- _Problem to solve_
Reproduce each of the lines word for word.
◆ ◆ ◆ ◆
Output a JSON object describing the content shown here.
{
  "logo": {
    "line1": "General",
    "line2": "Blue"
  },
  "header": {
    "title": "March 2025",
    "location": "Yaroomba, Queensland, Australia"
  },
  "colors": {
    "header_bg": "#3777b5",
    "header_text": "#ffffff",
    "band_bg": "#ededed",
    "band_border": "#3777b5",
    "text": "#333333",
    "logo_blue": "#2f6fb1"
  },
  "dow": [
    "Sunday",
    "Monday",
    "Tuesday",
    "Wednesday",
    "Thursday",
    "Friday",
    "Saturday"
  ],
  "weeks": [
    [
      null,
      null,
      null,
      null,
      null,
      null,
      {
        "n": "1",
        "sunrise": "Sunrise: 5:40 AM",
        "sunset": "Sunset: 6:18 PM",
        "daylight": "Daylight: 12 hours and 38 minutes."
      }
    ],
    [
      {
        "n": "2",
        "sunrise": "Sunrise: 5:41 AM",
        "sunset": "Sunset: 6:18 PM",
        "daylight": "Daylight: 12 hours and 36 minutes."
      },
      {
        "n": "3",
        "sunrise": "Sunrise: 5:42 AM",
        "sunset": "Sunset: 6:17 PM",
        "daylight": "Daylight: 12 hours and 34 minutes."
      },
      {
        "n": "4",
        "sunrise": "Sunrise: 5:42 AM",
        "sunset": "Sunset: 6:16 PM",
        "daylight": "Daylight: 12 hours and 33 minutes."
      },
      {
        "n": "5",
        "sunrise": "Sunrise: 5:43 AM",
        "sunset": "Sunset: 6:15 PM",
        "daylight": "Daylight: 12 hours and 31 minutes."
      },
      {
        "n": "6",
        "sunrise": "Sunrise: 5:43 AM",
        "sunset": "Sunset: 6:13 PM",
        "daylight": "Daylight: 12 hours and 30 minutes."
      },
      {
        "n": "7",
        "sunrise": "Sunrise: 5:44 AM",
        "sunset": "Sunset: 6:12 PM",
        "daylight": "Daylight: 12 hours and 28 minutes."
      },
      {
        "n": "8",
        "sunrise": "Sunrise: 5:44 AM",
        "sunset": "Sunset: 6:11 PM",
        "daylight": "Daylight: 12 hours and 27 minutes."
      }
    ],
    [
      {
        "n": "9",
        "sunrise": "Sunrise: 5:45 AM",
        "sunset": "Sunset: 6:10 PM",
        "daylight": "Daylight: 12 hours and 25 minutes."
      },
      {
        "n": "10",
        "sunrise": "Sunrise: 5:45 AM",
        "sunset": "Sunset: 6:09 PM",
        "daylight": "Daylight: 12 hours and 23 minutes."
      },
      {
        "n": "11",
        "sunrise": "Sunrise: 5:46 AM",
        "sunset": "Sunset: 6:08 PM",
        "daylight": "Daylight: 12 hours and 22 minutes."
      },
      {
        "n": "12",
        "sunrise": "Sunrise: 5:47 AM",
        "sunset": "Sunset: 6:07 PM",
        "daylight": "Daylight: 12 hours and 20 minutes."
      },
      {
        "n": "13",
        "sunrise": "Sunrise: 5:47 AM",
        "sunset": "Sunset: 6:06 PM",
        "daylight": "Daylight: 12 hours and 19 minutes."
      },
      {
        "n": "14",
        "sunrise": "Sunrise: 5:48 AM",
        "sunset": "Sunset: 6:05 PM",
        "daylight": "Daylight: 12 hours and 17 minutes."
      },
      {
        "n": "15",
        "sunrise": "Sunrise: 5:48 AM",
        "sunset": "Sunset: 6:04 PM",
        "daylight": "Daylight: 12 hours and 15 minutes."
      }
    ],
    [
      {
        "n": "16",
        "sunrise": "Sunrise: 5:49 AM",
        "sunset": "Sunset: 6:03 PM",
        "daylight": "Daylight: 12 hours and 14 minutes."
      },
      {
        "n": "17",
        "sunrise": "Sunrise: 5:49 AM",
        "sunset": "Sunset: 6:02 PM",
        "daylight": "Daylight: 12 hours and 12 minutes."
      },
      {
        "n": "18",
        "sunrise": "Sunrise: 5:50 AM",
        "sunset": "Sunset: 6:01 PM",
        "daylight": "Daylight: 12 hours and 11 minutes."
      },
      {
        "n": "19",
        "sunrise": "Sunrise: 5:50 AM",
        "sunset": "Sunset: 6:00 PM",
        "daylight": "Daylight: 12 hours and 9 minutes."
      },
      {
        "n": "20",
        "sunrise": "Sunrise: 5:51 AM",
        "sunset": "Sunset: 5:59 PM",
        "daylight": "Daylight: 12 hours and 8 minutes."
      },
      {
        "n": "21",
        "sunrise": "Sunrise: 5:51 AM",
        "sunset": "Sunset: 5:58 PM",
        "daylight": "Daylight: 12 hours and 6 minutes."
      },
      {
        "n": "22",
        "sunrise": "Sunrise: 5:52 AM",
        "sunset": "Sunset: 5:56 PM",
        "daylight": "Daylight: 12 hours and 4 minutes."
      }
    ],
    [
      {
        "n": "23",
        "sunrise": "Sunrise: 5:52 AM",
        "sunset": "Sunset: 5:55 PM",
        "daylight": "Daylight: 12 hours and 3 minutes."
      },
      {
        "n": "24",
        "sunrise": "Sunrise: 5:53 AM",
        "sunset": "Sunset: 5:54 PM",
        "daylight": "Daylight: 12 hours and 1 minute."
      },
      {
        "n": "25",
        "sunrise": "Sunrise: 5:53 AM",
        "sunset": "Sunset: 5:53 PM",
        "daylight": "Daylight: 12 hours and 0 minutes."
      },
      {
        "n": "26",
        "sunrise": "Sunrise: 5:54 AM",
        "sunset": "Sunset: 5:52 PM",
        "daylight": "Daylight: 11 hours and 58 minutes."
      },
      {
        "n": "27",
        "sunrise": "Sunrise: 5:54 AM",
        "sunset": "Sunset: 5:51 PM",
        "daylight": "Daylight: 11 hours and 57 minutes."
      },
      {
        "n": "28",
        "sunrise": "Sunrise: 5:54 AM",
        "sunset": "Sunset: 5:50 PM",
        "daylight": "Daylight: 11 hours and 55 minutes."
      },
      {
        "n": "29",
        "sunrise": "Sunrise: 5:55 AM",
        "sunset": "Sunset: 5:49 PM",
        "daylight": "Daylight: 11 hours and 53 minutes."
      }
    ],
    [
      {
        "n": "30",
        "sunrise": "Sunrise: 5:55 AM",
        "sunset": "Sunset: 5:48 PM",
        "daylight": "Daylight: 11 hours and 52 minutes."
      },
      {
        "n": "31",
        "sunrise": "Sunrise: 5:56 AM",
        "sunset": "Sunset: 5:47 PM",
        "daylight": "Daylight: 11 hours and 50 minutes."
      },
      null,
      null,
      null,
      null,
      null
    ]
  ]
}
◆ ◆ ◆ ◆
- _Written solution_
Output a JSON object describing the content shown here.
{
  "logo": {
    "line1": "General",
    "line2": "Blue"
  },
  "header": {
    "title": "March 2025",
    "location": "Yaroomba, Queensland, Australia"
  },
  "colors": {
    "header_bg": "#3777b5",
    "header_text": "#ffffff",
    "band_bg": "#ededed",
    "band_border": "#3777b5",
    "text": "#333333",
    "logo_blue": "#2f6fb1"
  },
  "dow": [
    "Sunday",
    "Monday",
    "Tuesday",
    "Wednesday",
    "Thursday",
    "Friday",
    "Saturday"
  ],
  "weeks": [
    [
      null,
      null,
      null,
      null,
      null,
      null,
      {
        "n": "1",
        "sunrise": "Sunrise: 5:40 AM",
        "sunset": "Sunset: 6:18 PM",
        "daylight": "Daylight: 12 hours and 38 minutes."
      }
    ],
    [
      {
        "n": "2",
        "sunrise": "Sunrise: 5:41 AM",
        "sunset": "Sunset: 6:18 PM",
        "daylight": "Daylight: 12 hours and 36 minutes."
      },
      {
        "n": "3",
        "sunrise": "Sunrise: 5:42 AM",
        "sunset": "Sunset: 6:17 PM",
        "daylight": "Daylight: 12 hours and 34 minutes."
      },
      {
        "n": "4",
        "sunrise": "Sunrise: 5:42 AM",
        "sunset": "Sunset: 6:16 PM",
        "daylight": "Daylight: 12 hours and 33 minutes."
      },
      {
        "n": "5",
        "sunrise": "Sunrise: 5:43 AM",
        "sunset": "Sunset: 6:15 PM",
        "daylight": "Daylight: 12 hours and 31 minutes."
      },
      {
        "n": "6",
        "sunrise": "Sunrise: 5:43 AM",
        "sunset": "Sunset: 6:13 PM",
        "daylight": "Daylight: 12 hours and 30 minutes."
      },
      {
        "n": "7",
        "sunrise": "Sunrise: 5:44 AM",
        "sunset": "Sunset: 6:12 PM",
        "daylight": "Daylight: 12 hours and 28 minutes."
      },
      {
        "n": "8",
        "sunrise": "Sunrise: 5:44 AM",
        "sunset": "Sunset: 6:11 PM",
        "daylight": "Daylight: 12 hours and 27 minutes."
      }
    ],
    [
      {
        "n": "9",
        "sunrise": "Sunrise: 5:45 AM",
        "sunset": "Sunset: 6:10 PM",
        "daylight": "Daylight: 12 hours and 25 minutes."
      },
      {
        "n": "10",
        "sunrise": "Sunrise: 5:45 AM",
        "sunset": "Sunset: 6:09 PM",
        "daylight": "Daylight: 12 hours and 23 minutes."
      },
      {
        "n": "11",
        "sunrise": "Sunrise: 5:46 AM",
        "sunset": "Sunset: 6:08 PM",
        "daylight": "Daylight: 12 hours and 22 minutes."
      },
      {
        "n": "12",
        "sunrise": "Sunrise: 5:47 AM",
        "sunset": "Sunset: 6:07 PM",
        "daylight": "Daylight: 12 hours and 20 minutes."
      },
      {
        "n": "13",
        "sunrise": "Sunrise: 5:47 AM",
        "sunset": "Sunset: 6:06 PM",
        "daylight": "Daylight: 12 hours and 19 minutes."
      },
      {
        "n": "14",
        "sunrise": "Sunrise: 5:48 AM",
        "sunset": "Sunset: 6:05 PM",
        "daylight": "Daylight: 12 hours and 17 minutes."
      },
      {
        "n": "15",
        "sunrise": "Sunrise: 5:48 AM",
        "sunset": "Sunset: 6:04 PM",
        "daylight": "Daylight: 12 hours and 15 minutes."
      }
    ],
    [
      {
        "n": "16",
        "sunrise": "Sunrise: 5:49 AM",
        "sunset": "Sunset: 6:03 PM",
        "daylight": "Daylight: 12 hours and 14 minutes."
      },
      {
        "n": "17",
        "sunrise": "Sunrise: 5:49 AM",
        "sunset": "Sunset: 6:02 PM",
        "daylight": "Daylight: 12 hours and 12 minutes."
      },
      {
        "n": "18",
        "sunrise": "Sunrise: 5:50 AM",
        "sunset": "Sunset: 6:01 PM",
        "daylight": "Daylight: 12 hours and 11 minutes."
      },
      {
        "n": "19",
        "sunrise": "Sunrise: 5:50 AM",
        "sunset": "Sunset: 6:00 PM",
        "daylight": "Daylight: 12 hours and 9 minutes."
      },
      {
        "n": "20",
        "sunrise": "Sunrise: 5:51 AM",
        "sunset": "Sunset: 5:59 PM",
        "daylight": "Daylight: 12 hours and 8 minutes."
      },
      {
        "n": "21",
        "sunrise": "Sunrise: 5:51 AM",
        "sunset": "Sunset: 5:58 PM",
        "daylight": "Daylight: 12 hours and 6 minutes."
      },
      {
        "n": "22",
        "sunrise": "Sunrise: 5:52 AM",
        "sunset": "Sunset: 5:56 PM",
        "daylight": "Daylight: 12 hours and 4 minutes."
      }
    ],
    [
      {
        "n": "23",
        "sunrise": "Sunrise: 5:52 AM",
        "sunset": "Sunset: 5:55 PM",
        "daylight": "Daylight: 12 hours and 3 minutes."
      },
      {
        "n": "24",
        "sunrise": "Sunrise: 5:53 AM",
        "sunset": "Sunset: 5:54 PM",
        "daylight": "Daylight: 12 hours and 1 minute."
      },
      {
        "n": "25",
        "sunrise": "Sunrise: 5:53 AM",
        "sunset": "Sunset: 5:53 PM",
        "daylight": "Daylight: 12 hours and 0 minutes."
      },
      {
        "n": "26",
        "sunrise": "Sunrise: 5:54 AM",
        "sunset": "Sunset: 5:52 PM",
        "daylight": "Daylight: 11 hours and 58 minutes."
      },
      {
        "n": "27",
        "sunrise": "Sunrise: 5:54 AM",
        "sunset": "Sunset: 5:51 PM",
        "daylight": "Daylight: 11 hours and 57 minutes."
      },
      {
        "n": "28",
        "sunrise": "Sunrise: 5:54 AM",
        "sunset": "Sunset: 5:50 PM",
        "daylight": "Daylight: 11 hours and 55 minutes."
      },
      {
        "n": "29",
        "sunrise": "Sunrise: 5:55 AM",
        "sunset": "Sunset: 5:49 PM",
        "daylight": "Daylight: 11 hours and 53 minutes."
      }
    ],
    [
      {
        "n": "30",
        "sunrise": "Sunrise: 5:55 AM",
        "sunset": "Sunset: 5:48 PM",
        "daylight": "Daylight: 11 hours and 52 minutes."
      },
      {
        "n": "31",
        "sunrise": "Sunrise: 5:56 AM",
        "sunset": "Sunset: 5:47 PM",
        "daylight": "Daylight: 11 hours and 50 minutes."
      },
      null,
      null,
      null,
      null,
      null
    ]
  ]
}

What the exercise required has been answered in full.